▶ _EXTRACTED TEXT_:
>>>

BARNABAS: The companion of the Apostle
Paul, himself called an apostle in Acts xiv, 4, 14.
According to Acts iv, 36, he was a Levite born in
Cyprus, his original name was Joses, and he was
surnamed by the apostles (in Aramaic)
Barnebhuah, which is explained by the Greek huios
parakleseos
("son of exhortation," not " of
consolation," cf. Acts xi, 23) and denotes a prophet
in the primitive Christian sense of the word (cf.
Acts xiii, 1; xv, 32). Like his aunt, the mother
of John Mark (Col. iv, 10), Barnabas seems to have
been living in Jerusalem, and he sold his property,
after having joined the Christian congregation in
the first year of its foundation, for the benefit of
needy coreligionists (Acts iv, 37; xii, 12). He
soon occupied a leading place in the community.


Authentic History



Of his activity the Book of Acts records that he
introduced the still distrusted Saul to the Jerusalem
church after his return from Damascus (ix, 27).
When the news of the spread of Christianity to
Antioch came to Jerusalem Barnabas was sent to
the former city (xi, 22-24). From Antioch he went
to Tarsus to meet Paul and with him worked for an
entire year in the Antioch church
(xi, 23-26). Both were sent to
Jerusalem with a contribution for the
Christians of Judea (44 A.D.) and
returned to Antioch with John Mark (xi, 27-30;
xii, 25). The three were sent on a missionary
journey to Cyprus, Pamphylia, Pisidia, and Lycaonia
(xiii, 1 sqq.). In the narrative of this journey
Paul occupies the first place from the point where
the name " Paul " is substituted for " Saul " (xiii,
9). Instead of " Barnabas and Saul " as
heretofore (xi, 30; xii, 25; xiii, 2, 7) " Paul and
Barnabas " is now read (xiii, 43, 46, 50; xiv, 20; xv,
2, 22, 35); only in xiv, 14 and xv, 12, 25 does
Barnabas again occupy the first place, in the first
passage with recollection of xiv, 12, in the last two,
because Barnabas stood in closer relation to the
Jerusalem church than Paul. Paul appears as the
preaching missionary (xiii, 16; xiv, 8-9, 19-20),
whence the Lystrans regarded him as Hermes,
Barnabas as Zeus (xiv, 12). After this journey
follows a long stay in Antioch (xiv, 26-28) until
they became involved in a controversy with the
Judaizers and were sent to the Apostolic Council
at Jerusalem, where the matter was settled (xv,
1-29; Gal. ii, 1-10; see APOSTOLIC COUNCIL AT
JERUSALEM). According to Gal. ii, 9-10 Barnabas
was included with Paul in the agreement made
between them, on the one hand, and James, Peter,
and John, on the other, that the two former should
in the future preach to the heathen, not forgetting
the poor at Jerusalem. Having returned to Antioch
and spent some time there (xv, 35), Paul asked
Barnabas to accompany him on another journey
(xv, 36). Barnabas wished to take John Mark
along, but Paul did not, as he had left them on the
former journey (xv, 37-38). An unhappy
dissension separated the two apostles; Barnabas went
with Mark to Cyprus (xv, 39) and is not again
mentioned in the Acts; but from Gal. ii, 13 a little
more is learned about him, and his weakness under
the taunts of the Judaizers is evident; and from
I Cor. ix, 6 it may be gathered that he continued
to labor as missionary.

<<<

▶ _INFORMATION PROVIDED_:
>>>

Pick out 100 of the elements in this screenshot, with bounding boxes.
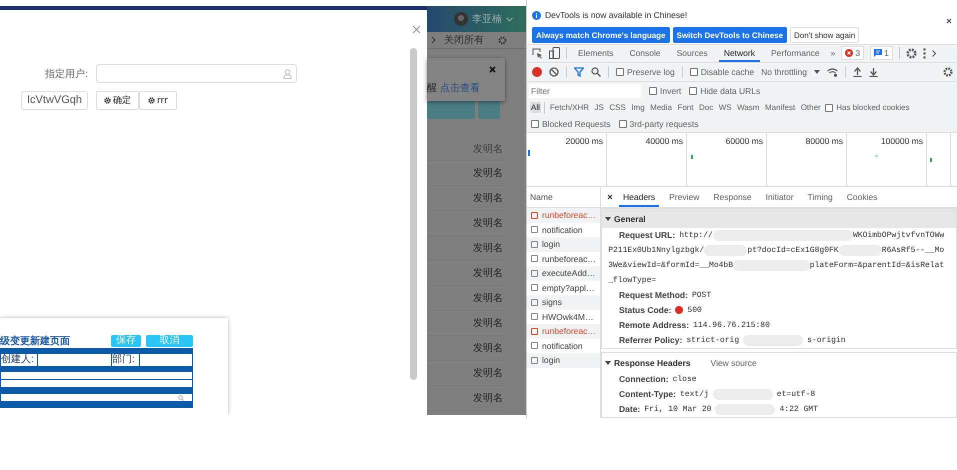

<<<

▶ _JOB A_:
Write out the passage of the Barnabas entry from "Acts xiii, 1;" to "in the community.".
▶ _JOB B_:
According to the Barnabas entry, what was Barnabas's original name?
▶ _JOB C_:
Using the Barnabas entry, explain in one to three sentences why Paul would not take John Mark along on another journey.
The data above play no part in this work.

▶ _FINAL RESULT A_:
Acts xiii, 1; xv, 32). Like his aunt, the mother
of John Mark (Col. iv, 10), Barnabas seems to have
been living in Jerusalem, and he sold his property,
after having joined the Christian congregation in
the first year of its foundation, for the benefit of
needy coreligionists (Acts iv, 37; xii, 12). He
soon occupied a leading place in the community.

▶ _FINAL RESULT B_:
Joses.

▶ _FINAL RESULT C_:
Paul refused because John Mark had left them on the former journey. Their disagreement over this separated the two apostles, and Barnabas went with Mark to Cyprus.